To be done: In the data below, find every line that has the string "color", and copy it.

┌────────

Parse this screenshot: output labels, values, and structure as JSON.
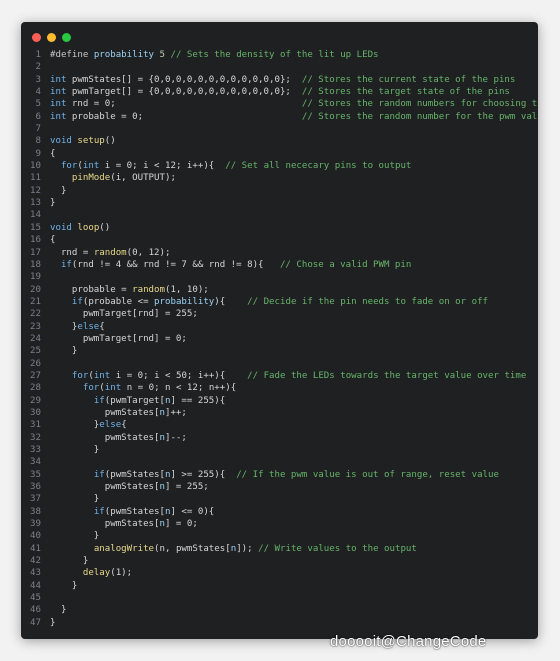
{
  "window": {
    "buttons": [
      {
        "name": "close",
        "color": "#ff5f57"
      },
      {
        "name": "minimize",
        "color": "#febc2e"
      },
      {
        "name": "maximize",
        "color": "#28c840"
      }
    ]
  },
  "code_lines": [
    {
      "n": "1",
      "tokens": [
        [
          "pp",
          "#define "
        ],
        [
          "id",
          "probability"
        ],
        [
          "t",
          " "
        ],
        [
          "num",
          "5"
        ],
        [
          "cm",
          " // Sets the density of the lit up LEDs"
        ]
      ]
    },
    {
      "n": "2",
      "tokens": []
    },
    {
      "n": "3",
      "tokens": [
        [
          "kw",
          "int"
        ],
        [
          "t",
          " pwmStates[] = {0,0,0,0,0,0,0,0,0,0,0,0};  "
        ],
        [
          "cm",
          "// Stores the current state of the pins"
        ]
      ]
    },
    {
      "n": "4",
      "tokens": [
        [
          "kw",
          "int"
        ],
        [
          "t",
          " pwmTarget[] = {0,0,0,0,0,0,0,0,0,0,0,0};  "
        ],
        [
          "cm",
          "// Stores the target state of the pins"
        ]
      ]
    },
    {
      "n": "5",
      "tokens": [
        [
          "kw",
          "int"
        ],
        [
          "t",
          " rnd = 0;                                  "
        ],
        [
          "cm",
          "// Stores the random numbers for choosing the pins"
        ]
      ]
    },
    {
      "n": "6",
      "tokens": [
        [
          "kw",
          "int"
        ],
        [
          "t",
          " probable = 0;                             "
        ],
        [
          "cm",
          "// Stores the random number for the pwm values"
        ]
      ]
    },
    {
      "n": "7",
      "tokens": []
    },
    {
      "n": "8",
      "tokens": [
        [
          "kw",
          "void"
        ],
        [
          "t",
          " "
        ],
        [
          "fn",
          "setup"
        ],
        [
          "t",
          "()"
        ]
      ]
    },
    {
      "n": "9",
      "tokens": [
        [
          "t",
          "{"
        ]
      ]
    },
    {
      "n": "10",
      "tokens": [
        [
          "t",
          "  "
        ],
        [
          "kw",
          "for"
        ],
        [
          "t",
          "("
        ],
        [
          "kw",
          "int"
        ],
        [
          "t",
          " i = 0; i < 12; i++){  "
        ],
        [
          "cm",
          "// Set all nececary pins to output"
        ]
      ]
    },
    {
      "n": "11",
      "tokens": [
        [
          "t",
          "    "
        ],
        [
          "fn",
          "pinMode"
        ],
        [
          "t",
          "(i, OUTPUT);"
        ]
      ]
    },
    {
      "n": "12",
      "tokens": [
        [
          "t",
          "  }"
        ]
      ]
    },
    {
      "n": "13",
      "tokens": [
        [
          "t",
          "}"
        ]
      ]
    },
    {
      "n": "14",
      "tokens": []
    },
    {
      "n": "15",
      "tokens": [
        [
          "kw",
          "void"
        ],
        [
          "t",
          " "
        ],
        [
          "fn",
          "loop"
        ],
        [
          "t",
          "()"
        ]
      ]
    },
    {
      "n": "16",
      "tokens": [
        [
          "t",
          "{"
        ]
      ]
    },
    {
      "n": "17",
      "tokens": [
        [
          "t",
          "  rnd = "
        ],
        [
          "fn",
          "random"
        ],
        [
          "t",
          "(0, 12);"
        ]
      ]
    },
    {
      "n": "18",
      "tokens": [
        [
          "t",
          "  "
        ],
        [
          "kw",
          "if"
        ],
        [
          "t",
          "(rnd != 4 && rnd != 7 && rnd != 8){   "
        ],
        [
          "cm",
          "// Chose a valid PWM pin"
        ]
      ]
    },
    {
      "n": "19",
      "tokens": []
    },
    {
      "n": "20",
      "tokens": [
        [
          "t",
          "    probable = "
        ],
        [
          "fn",
          "random"
        ],
        [
          "t",
          "(1, 10);"
        ]
      ]
    },
    {
      "n": "21",
      "tokens": [
        [
          "t",
          "    "
        ],
        [
          "kw",
          "if"
        ],
        [
          "t",
          "(probable <= "
        ],
        [
          "id",
          "probability"
        ],
        [
          "t",
          "){    "
        ],
        [
          "cm",
          "// Decide if the pin needs to fade on or off"
        ]
      ]
    },
    {
      "n": "22",
      "tokens": [
        [
          "t",
          "      pwmTarget[rnd] = 255;"
        ]
      ]
    },
    {
      "n": "23",
      "tokens": [
        [
          "t",
          "    }"
        ],
        [
          "kw",
          "else"
        ],
        [
          "t",
          "{"
        ]
      ]
    },
    {
      "n": "24",
      "tokens": [
        [
          "t",
          "      pwmTarget[rnd] = 0;"
        ]
      ]
    },
    {
      "n": "25",
      "tokens": [
        [
          "t",
          "    }"
        ]
      ]
    },
    {
      "n": "26",
      "tokens": []
    },
    {
      "n": "27",
      "tokens": [
        [
          "t",
          "    "
        ],
        [
          "kw",
          "for"
        ],
        [
          "t",
          "("
        ],
        [
          "kw",
          "int"
        ],
        [
          "t",
          " i = 0; i < 50; i++){    "
        ],
        [
          "cm",
          "// Fade the LEDs towards the target value over time"
        ]
      ]
    },
    {
      "n": "28",
      "tokens": [
        [
          "t",
          "      "
        ],
        [
          "kw",
          "for"
        ],
        [
          "t",
          "("
        ],
        [
          "kw",
          "int"
        ],
        [
          "t",
          " n = 0; n < 12; n++){"
        ]
      ]
    },
    {
      "n": "29",
      "tokens": [
        [
          "t",
          "        "
        ],
        [
          "kw",
          "if"
        ],
        [
          "t",
          "(pwmTarget["
        ],
        [
          "id",
          "n"
        ],
        [
          "t",
          "] == 255){"
        ]
      ]
    },
    {
      "n": "30",
      "tokens": [
        [
          "t",
          "          pwmStates["
        ],
        [
          "id",
          "n"
        ],
        [
          "t",
          "]++;"
        ]
      ]
    },
    {
      "n": "31",
      "tokens": [
        [
          "t",
          "        }"
        ],
        [
          "kw",
          "else"
        ],
        [
          "t",
          "{"
        ]
      ]
    },
    {
      "n": "32",
      "tokens": [
        [
          "t",
          "          pwmStates["
        ],
        [
          "id",
          "n"
        ],
        [
          "t",
          "]--;"
        ]
      ]
    },
    {
      "n": "33",
      "tokens": [
        [
          "t",
          "        }"
        ]
      ]
    },
    {
      "n": "34",
      "tokens": []
    },
    {
      "n": "35",
      "tokens": [
        [
          "t",
          "        "
        ],
        [
          "kw",
          "if"
        ],
        [
          "t",
          "(pwmStates["
        ],
        [
          "id",
          "n"
        ],
        [
          "t",
          "] >= 255){  "
        ],
        [
          "cm",
          "// If the pwm value is out of range, reset value"
        ]
      ]
    },
    {
      "n": "36",
      "tokens": [
        [
          "t",
          "          pwmStates["
        ],
        [
          "id",
          "n"
        ],
        [
          "t",
          "] = 255;"
        ]
      ]
    },
    {
      "n": "37",
      "tokens": [
        [
          "t",
          "        }"
        ]
      ]
    },
    {
      "n": "38",
      "tokens": [
        [
          "t",
          "        "
        ],
        [
          "kw",
          "if"
        ],
        [
          "t",
          "(pwmStates["
        ],
        [
          "id",
          "n"
        ],
        [
          "t",
          "] <= 0){"
        ]
      ]
    },
    {
      "n": "39",
      "tokens": [
        [
          "t",
          "          pwmStates["
        ],
        [
          "id",
          "n"
        ],
        [
          "t",
          "] = 0;"
        ]
      ]
    },
    {
      "n": "40",
      "tokens": [
        [
          "t",
          "        }"
        ]
      ]
    },
    {
      "n": "41",
      "tokens": [
        [
          "t",
          "        "
        ],
        [
          "fn",
          "analogWrite"
        ],
        [
          "t",
          "(n, pwmStates["
        ],
        [
          "id",
          "n"
        ],
        [
          "t",
          "]); "
        ],
        [
          "cm",
          "// Write values to the output"
        ]
      ]
    },
    {
      "n": "42",
      "tokens": [
        [
          "t",
          "      }"
        ]
      ]
    },
    {
      "n": "43",
      "tokens": [
        [
          "t",
          "      "
        ],
        [
          "fn",
          "delay"
        ],
        [
          "t",
          "(1);"
        ]
      ]
    },
    {
      "n": "44",
      "tokens": [
        [
          "t",
          "    }"
        ]
      ]
    },
    {
      "n": "45",
      "tokens": []
    },
    {
      "n": "46",
      "tokens": [
        [
          "t",
          "  }"
        ]
      ]
    },
    {
      "n": "47",
      "tokens": [
        [
          "t",
          "}"
        ]
      ]
    }
  ],
  "watermark": "dooooit@ChangeCode"
}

└────────

Exercise answer:
        "color": "#ff5f57"
        "color": "#febc2e"
        "color": "#28c840"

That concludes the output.